--- Start DATA SECTION ---

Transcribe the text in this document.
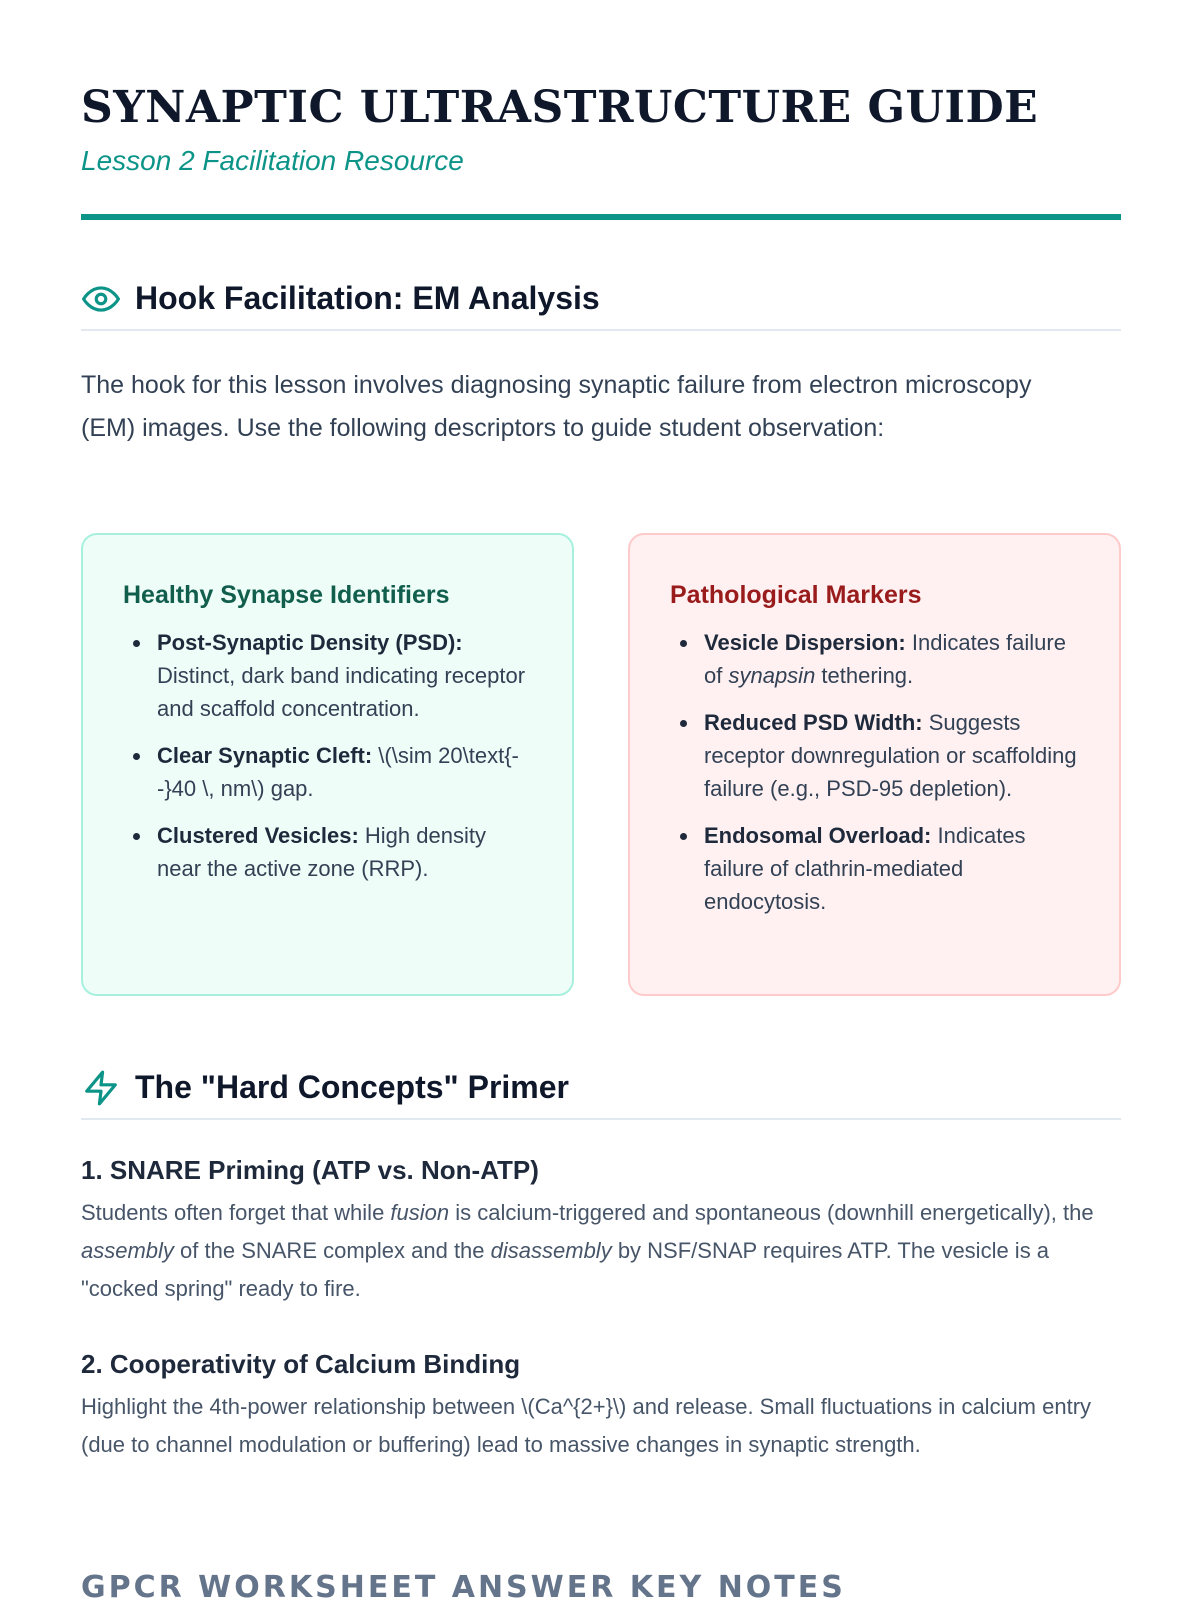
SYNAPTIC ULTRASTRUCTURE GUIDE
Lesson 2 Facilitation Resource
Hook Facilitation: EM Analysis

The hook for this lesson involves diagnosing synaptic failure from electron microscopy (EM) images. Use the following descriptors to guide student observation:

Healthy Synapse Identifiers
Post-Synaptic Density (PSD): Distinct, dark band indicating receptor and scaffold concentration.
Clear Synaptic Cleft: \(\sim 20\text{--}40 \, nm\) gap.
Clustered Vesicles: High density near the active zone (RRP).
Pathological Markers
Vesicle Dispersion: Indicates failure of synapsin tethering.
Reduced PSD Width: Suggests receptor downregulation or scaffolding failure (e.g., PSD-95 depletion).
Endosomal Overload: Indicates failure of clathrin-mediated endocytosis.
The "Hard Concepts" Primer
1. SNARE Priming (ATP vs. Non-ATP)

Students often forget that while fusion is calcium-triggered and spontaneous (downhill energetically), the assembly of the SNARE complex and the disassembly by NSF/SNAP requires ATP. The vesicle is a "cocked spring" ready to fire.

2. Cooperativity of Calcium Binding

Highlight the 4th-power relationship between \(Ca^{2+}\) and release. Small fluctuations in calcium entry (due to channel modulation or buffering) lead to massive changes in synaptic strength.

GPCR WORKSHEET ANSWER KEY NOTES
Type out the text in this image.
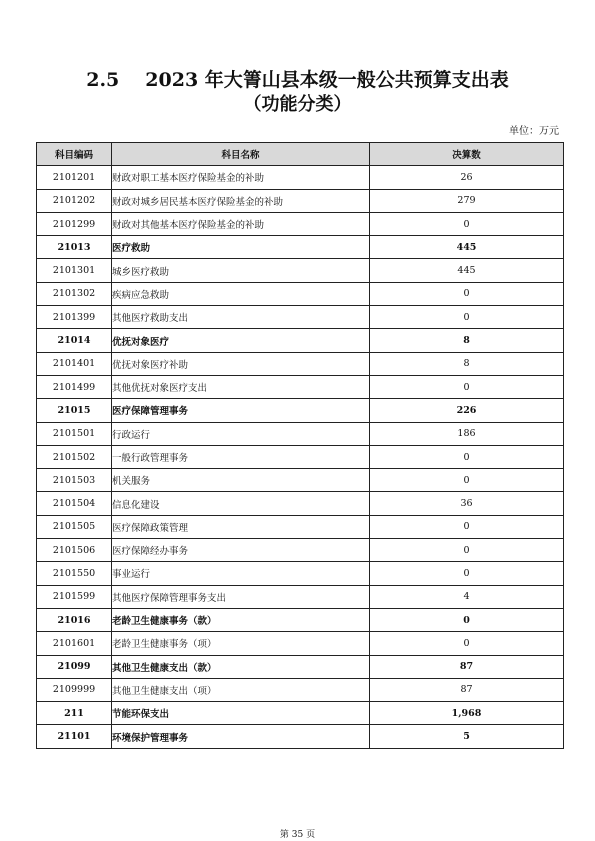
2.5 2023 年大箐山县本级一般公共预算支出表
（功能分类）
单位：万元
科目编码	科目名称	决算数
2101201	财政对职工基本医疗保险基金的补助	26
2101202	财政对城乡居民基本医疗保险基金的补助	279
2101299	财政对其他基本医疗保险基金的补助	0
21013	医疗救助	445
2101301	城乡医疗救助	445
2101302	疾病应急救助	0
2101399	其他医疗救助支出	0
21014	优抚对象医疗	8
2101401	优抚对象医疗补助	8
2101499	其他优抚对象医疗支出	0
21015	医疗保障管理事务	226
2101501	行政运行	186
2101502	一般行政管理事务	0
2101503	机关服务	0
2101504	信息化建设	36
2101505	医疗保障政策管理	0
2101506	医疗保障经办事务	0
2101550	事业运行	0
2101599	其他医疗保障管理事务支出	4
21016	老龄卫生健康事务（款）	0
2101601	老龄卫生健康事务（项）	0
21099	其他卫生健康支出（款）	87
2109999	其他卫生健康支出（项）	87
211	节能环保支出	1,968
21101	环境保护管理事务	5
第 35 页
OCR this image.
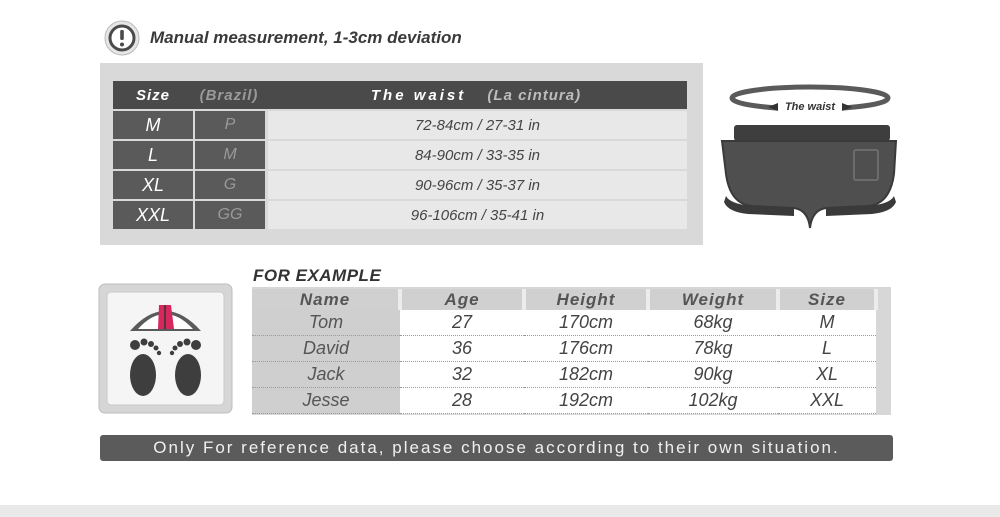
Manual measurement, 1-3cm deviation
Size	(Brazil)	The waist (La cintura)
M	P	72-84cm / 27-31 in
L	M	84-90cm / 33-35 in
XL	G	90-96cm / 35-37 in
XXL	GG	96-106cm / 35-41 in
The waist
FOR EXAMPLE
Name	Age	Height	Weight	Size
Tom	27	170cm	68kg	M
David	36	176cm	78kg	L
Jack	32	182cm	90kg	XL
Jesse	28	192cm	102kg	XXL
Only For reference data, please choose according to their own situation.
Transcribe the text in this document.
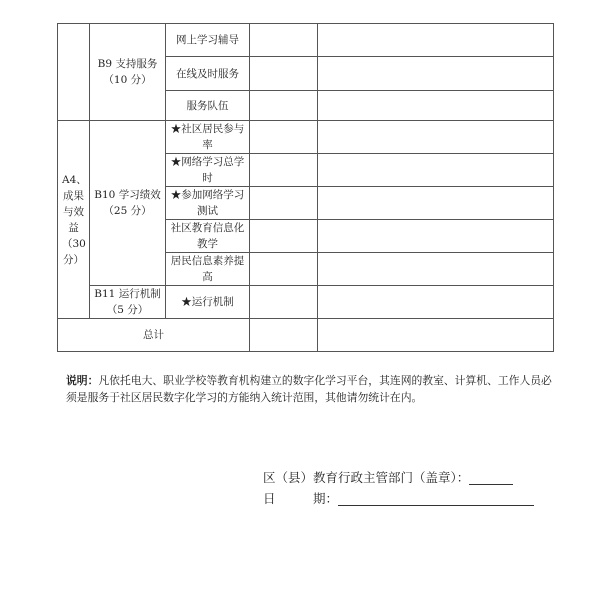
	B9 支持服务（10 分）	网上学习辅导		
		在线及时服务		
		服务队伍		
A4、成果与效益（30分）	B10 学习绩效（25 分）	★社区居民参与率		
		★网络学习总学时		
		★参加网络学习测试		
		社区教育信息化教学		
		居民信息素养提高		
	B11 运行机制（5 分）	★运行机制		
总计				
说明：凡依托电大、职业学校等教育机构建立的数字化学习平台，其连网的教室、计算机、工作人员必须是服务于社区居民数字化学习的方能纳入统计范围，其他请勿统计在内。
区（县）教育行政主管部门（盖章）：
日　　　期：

--- End DATA SECTION ---

**GIVEN REQUEST:**
From the line holding "Type out the text in this image." to the last line of the listing, please output each line exactly as it stands. Pictures stay out of the copy.

**FULL ANSWER:**
Type out the text in this image.
2.5 2023 年大箐山县本级一般公共预算支出表
（功能分类）
单位：万元
科目编码	科目名称	决算数
2101201	财政对职工基本医疗保险基金的补助	26
2101202	财政对城乡居民基本医疗保险基金的补助	279
2101299	财政对其他基本医疗保险基金的补助	0
21013	医疗救助	445
2101301	城乡医疗救助	445
2101302	疾病应急救助	0
2101399	其他医疗救助支出	0
21014	优抚对象医疗	8
2101401	优抚对象医疗补助	8
2101499	其他优抚对象医疗支出	0
21015	医疗保障管理事务	226
2101501	行政运行	186
2101502	一般行政管理事务	0
2101503	机关服务	0
2101504	信息化建设	36
2101505	医疗保障政策管理	0
2101506	医疗保障经办事务	0
2101550	事业运行	0
2101599	其他医疗保障管理事务支出	4
21016	老龄卫生健康事务（款）	0
2101601	老龄卫生健康事务（项）	0
21099	其他卫生健康支出（款）	87
2109999	其他卫生健康支出（项）	87
211	节能环保支出	1,968
21101	环境保护管理事务	5
第 35 页
OCR this image.
Manual measurement, 1-3cm deviation
Size	(Brazil)	The waist (La cintura)
M	P	72-84cm / 27-31 in
L	M	84-90cm / 33-35 in
XL	G	90-96cm / 35-37 in
XXL	GG	96-106cm / 35-41 in
The waist
FOR EXAMPLE
Name	Age	Height	Weight	Size
Tom	27	170cm	68kg	M
David	36	176cm	78kg	L
Jack	32	182cm	90kg	XL
Jesse	28	192cm	102kg	XXL
Only For reference data, please choose according to their own situation.
Transcribe the text in this document.
	B9 支持服务（10 分）	网上学习辅导		
		在线及时服务		
		服务队伍		
A4、成果与效益（30分）	B10 学习绩效（25 分）	★社区居民参与率		
		★网络学习总学时		
		★参加网络学习测试		
		社区教育信息化教学		
		居民信息素养提高		
	B11 运行机制（5 分）	★运行机制		
总计				
说明：凡依托电大、职业学校等教育机构建立的数字化学习平台，其连网的教室、计算机、工作人员必须是服务于社区居民数字化学习的方能纳入统计范围，其他请勿统计在内。
区（县）教育行政主管部门（盖章）：
日　　　期：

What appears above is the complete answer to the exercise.